## START
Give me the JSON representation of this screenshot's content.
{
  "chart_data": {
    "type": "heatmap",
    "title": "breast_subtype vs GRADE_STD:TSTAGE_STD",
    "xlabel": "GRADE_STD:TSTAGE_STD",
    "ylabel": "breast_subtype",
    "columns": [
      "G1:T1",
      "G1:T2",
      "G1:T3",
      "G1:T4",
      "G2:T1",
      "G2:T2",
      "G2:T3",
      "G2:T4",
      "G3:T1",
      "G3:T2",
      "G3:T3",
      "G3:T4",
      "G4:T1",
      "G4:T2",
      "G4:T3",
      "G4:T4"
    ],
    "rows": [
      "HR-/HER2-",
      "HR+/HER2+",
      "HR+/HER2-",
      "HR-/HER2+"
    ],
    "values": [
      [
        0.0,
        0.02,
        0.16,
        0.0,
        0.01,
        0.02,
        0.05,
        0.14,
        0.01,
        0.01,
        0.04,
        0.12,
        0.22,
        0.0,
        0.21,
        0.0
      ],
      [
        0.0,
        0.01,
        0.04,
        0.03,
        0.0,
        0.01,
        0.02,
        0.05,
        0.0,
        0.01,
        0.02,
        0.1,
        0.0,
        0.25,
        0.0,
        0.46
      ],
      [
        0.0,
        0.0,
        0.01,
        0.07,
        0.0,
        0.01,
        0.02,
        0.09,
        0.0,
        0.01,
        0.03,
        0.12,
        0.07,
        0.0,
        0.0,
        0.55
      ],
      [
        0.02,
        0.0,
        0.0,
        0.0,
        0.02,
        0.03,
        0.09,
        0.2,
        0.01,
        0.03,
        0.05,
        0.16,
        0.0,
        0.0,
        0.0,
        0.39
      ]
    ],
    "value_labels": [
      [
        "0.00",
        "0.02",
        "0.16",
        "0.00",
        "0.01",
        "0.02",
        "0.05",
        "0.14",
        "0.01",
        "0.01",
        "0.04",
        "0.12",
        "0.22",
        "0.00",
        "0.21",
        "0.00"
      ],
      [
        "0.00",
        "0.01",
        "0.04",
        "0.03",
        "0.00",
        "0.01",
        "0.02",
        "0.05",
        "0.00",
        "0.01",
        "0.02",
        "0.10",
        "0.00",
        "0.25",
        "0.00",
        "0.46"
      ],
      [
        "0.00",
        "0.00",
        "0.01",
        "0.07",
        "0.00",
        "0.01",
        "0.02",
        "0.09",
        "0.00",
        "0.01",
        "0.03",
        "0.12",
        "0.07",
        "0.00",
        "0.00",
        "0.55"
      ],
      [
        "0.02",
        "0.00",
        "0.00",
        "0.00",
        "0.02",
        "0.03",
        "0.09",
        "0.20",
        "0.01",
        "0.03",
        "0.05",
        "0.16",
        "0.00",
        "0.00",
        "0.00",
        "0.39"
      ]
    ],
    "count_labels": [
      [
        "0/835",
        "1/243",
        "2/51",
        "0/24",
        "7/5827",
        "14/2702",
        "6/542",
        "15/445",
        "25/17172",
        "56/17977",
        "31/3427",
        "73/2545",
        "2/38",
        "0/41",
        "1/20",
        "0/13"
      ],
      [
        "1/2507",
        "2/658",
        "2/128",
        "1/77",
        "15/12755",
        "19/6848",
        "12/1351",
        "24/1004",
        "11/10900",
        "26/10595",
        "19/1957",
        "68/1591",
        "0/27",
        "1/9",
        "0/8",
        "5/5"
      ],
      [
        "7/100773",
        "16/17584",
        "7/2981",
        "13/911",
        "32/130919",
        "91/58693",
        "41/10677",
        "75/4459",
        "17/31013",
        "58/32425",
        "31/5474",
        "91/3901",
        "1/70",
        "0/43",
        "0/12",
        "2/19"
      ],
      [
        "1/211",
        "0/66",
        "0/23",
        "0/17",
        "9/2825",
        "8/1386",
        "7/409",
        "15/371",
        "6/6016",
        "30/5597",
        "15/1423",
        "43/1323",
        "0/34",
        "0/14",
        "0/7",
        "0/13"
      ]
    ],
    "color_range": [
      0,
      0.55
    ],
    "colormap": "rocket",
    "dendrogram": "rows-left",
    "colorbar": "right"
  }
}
## END
• _EXERCISE DETAILS_: All of the material must be reproduced exactly.

• _RESULT_:
Give me the JSON representation of this screenshot's content.
{
  "chart_data": {
    "type": "heatmap",
    "title": "breast_subtype vs GRADE_STD:TSTAGE_STD",
    "xlabel": "GRADE_STD:TSTAGE_STD",
    "ylabel": "breast_subtype",
    "columns": [
      "G1:T1",
      "G1:T2",
      "G1:T3",
      "G1:T4",
      "G2:T1",
      "G2:T2",
      "G2:T3",
      "G2:T4",
      "G3:T1",
      "G3:T2",
      "G3:T3",
      "G3:T4",
      "G4:T1",
      "G4:T2",
      "G4:T3",
      "G4:T4"
    ],
    "rows": [
      "HR-/HER2-",
      "HR+/HER2+",
      "HR+/HER2-",
      "HR-/HER2+"
    ],
    "values": [
      [
        0.0,
        0.02,
        0.16,
        0.0,
        0.01,
        0.02,
        0.05,
        0.14,
        0.01,
        0.01,
        0.04,
        0.12,
        0.22,
        0.0,
        0.21,
        0.0
      ],
      [
        0.0,
        0.01,
        0.04,
        0.03,
        0.0,
        0.01,
        0.02,
        0.05,
        0.0,
        0.01,
        0.02,
        0.1,
        0.0,
        0.25,
        0.0,
        0.46
      ],
      [
        0.0,
        0.0,
        0.01,
        0.07,
        0.0,
        0.01,
        0.02,
        0.09,
        0.0,
        0.01,
        0.03,
        0.12,
        0.07,
        0.0,
        0.0,
        0.55
      ],
      [
        0.02,
        0.0,
        0.0,
        0.0,
        0.02,
        0.03,
        0.09,
        0.2,
        0.01,
        0.03,
        0.05,
        0.16,
        0.0,
        0.0,
        0.0,
        0.39
      ]
    ],
    "value_labels": [
      [
        "0.00",
        "0.02",
        "0.16",
        "0.00",
        "0.01",
        "0.02",
        "0.05",
        "0.14",
        "0.01",
        "0.01",
        "0.04",
        "0.12",
        "0.22",
        "0.00",
        "0.21",
        "0.00"
      ],
      [
        "0.00",
        "0.01",
        "0.04",
        "0.03",
        "0.00",
        "0.01",
        "0.02",
        "0.05",
        "0.00",
        "0.01",
        "0.02",
        "0.10",
        "0.00",
        "0.25",
        "0.00",
        "0.46"
      ],
      [
        "0.00",
        "0.00",
        "0.01",
        "0.07",
        "0.00",
        "0.01",
        "0.02",
        "0.09",
        "0.00",
        "0.01",
        "0.03",
        "0.12",
        "0.07",
        "0.00",
        "0.00",
        "0.55"
      ],
      [
        "0.02",
        "0.00",
        "0.00",
        "0.00",
        "0.02",
        "0.03",
        "0.09",
        "0.20",
        "0.01",
        "0.03",
        "0.05",
        "0.16",
        "0.00",
        "0.00",
        "0.00",
        "0.39"
      ]
    ],
    "count_labels": [
      [
        "0/835",
        "1/243",
        "2/51",
        "0/24",
        "7/5827",
        "14/2702",
        "6/542",
        "15/445",
        "25/17172",
        "56/17977",
        "31/3427",
        "73/2545",
        "2/38",
        "0/41",
        "1/20",
        "0/13"
      ],
      [
        "1/2507",
        "2/658",
        "2/128",
        "1/77",
        "15/12755",
        "19/6848",
        "12/1351",
        "24/1004",
        "11/10900",
        "26/10595",
        "19/1957",
        "68/1591",
        "0/27",
        "1/9",
        "0/8",
        "5/5"
      ],
      [
        "7/100773",
        "16/17584",
        "7/2981",
        "13/911",
        "32/130919",
        "91/58693",
        "41/10677",
        "75/4459",
        "17/31013",
        "58/32425",
        "31/5474",
        "91/3901",
        "1/70",
        "0/43",
        "0/12",
        "2/19"
      ],
      [
        "1/211",
        "0/66",
        "0/23",
        "0/17",
        "9/2825",
        "8/1386",
        "7/409",
        "15/371",
        "6/6016",
        "30/5597",
        "15/1423",
        "43/1323",
        "0/34",
        "0/14",
        "0/7",
        "0/13"
      ]
    ],
    "color_range": [
      0,
      0.55
    ],
    "colormap": "rocket",
    "dendrogram": "rows-left",
    "colorbar": "right"
  }
}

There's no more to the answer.